_Written problem:_
Return the passage of the text on the Curiosity crawler, starting at the words "The Curiosity crawler" and stopping after the words "it some XPaths.".

## START Extracted text

The Curiosity crawler is able to browse a web site in a completely customizable and flexible manner, as it is based upon the same techniques used in the screen scraper.
In fact, in the process of crawling, given a retrieved page at a certain level, Curiosity can choose which links should be followed from that page onwards by applying to it some XPaths.
In Curiosity, the crawling consists of steps - starting from 0. When Curiosity access the urlSource of a web source, it is executing the step 0 of the crawling.
If you want to crawl a web site, it follows that the information you need is spreaded throughout a number of pages - and not (only) in the starting one. So, you must say to Curiosity where the information you need is located, and (at least at this moment) you can do this by using levels. You can say that the information must be extracted from all the pages retrieved at a specific level, or that this must happen at every level of the crawling.
So, in this case the slots node of the web source should have a level value strictly greater than 0.
<webSource
name="aSource">
<nextstepsList>
<slot
level="0">
<xpath>//a[@class = 'Links']</xpath>
</slot>
</nextstepsList>
<slots
level="1">
<slot
name="Title">
...
</slot>
</slots>
</webSource>
After having retrieved the starting page, Curiosity looks between the children of the nextstepsList node of the web source, which is supposed itself to contain a list of slots, each one having associated a level attribute. So, in order to obtain the next steps links from the current page, they are choosen only the slots whose level is 0.

## END Extracted text
## START Data excerpt

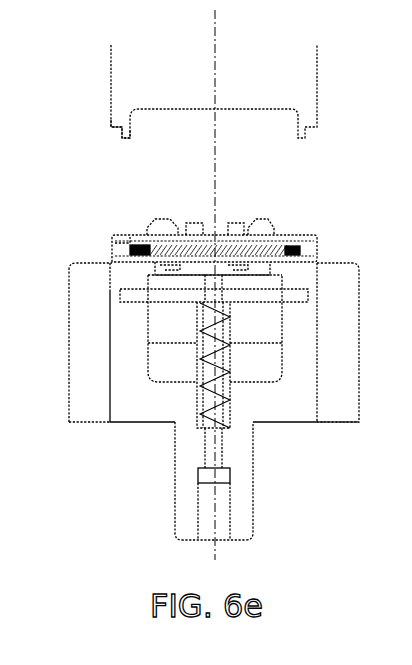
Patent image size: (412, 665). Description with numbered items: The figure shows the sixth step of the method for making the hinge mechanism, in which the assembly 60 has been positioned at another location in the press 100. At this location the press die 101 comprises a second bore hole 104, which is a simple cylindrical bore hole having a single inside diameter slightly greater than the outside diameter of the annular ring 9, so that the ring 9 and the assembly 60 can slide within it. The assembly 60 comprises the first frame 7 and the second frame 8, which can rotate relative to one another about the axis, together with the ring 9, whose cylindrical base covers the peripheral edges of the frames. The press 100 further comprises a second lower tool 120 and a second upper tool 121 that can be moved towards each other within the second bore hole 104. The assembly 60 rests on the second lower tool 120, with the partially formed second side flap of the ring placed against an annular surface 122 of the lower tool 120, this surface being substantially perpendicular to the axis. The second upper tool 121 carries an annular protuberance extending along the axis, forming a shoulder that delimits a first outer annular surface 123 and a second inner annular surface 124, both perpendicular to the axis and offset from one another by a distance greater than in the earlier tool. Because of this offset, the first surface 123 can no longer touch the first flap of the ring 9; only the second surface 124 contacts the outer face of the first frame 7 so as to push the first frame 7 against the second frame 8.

## END Data excerpt

_Answer to this exercise:_
The Curiosity crawler is able to browse a web site in a completely customizable and flexible manner, as it is based upon the same techniques used in the screen scraper.
In fact, in the process of crawling, given a retrieved page at a certain level, Curiosity can choose which links should be followed from that page onwards by applying to it some XPaths.